→ **EXERCISE PROMPT**
From the listing below, extract every line containing "behaviour".

Dataset items:
* BEGIN *

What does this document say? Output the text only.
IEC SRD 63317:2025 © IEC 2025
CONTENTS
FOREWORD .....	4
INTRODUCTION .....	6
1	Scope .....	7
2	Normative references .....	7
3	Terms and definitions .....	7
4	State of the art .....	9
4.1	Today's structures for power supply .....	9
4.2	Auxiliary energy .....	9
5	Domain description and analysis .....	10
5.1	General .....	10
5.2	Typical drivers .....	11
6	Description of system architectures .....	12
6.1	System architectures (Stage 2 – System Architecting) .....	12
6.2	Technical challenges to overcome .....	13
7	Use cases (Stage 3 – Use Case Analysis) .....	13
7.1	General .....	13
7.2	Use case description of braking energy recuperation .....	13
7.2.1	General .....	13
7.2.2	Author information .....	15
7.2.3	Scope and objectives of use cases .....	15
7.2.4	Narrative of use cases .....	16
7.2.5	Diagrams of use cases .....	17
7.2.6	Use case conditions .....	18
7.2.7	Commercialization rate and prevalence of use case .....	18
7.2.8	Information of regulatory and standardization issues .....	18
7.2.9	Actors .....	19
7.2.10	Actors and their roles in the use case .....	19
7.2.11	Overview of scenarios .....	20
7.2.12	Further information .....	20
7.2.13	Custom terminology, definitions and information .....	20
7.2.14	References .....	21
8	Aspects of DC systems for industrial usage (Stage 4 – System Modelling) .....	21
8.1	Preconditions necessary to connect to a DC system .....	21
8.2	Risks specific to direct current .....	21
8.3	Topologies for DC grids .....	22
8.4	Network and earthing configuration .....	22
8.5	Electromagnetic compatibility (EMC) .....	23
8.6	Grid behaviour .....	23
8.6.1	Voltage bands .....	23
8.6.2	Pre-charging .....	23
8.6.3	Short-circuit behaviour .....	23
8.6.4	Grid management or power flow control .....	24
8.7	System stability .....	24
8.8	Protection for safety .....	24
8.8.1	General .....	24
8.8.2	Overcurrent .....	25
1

* END *

→ **WRITTEN ANSWER**
8.6	Grid behaviour .....	23
8.6.3	Short-circuit behaviour .....	23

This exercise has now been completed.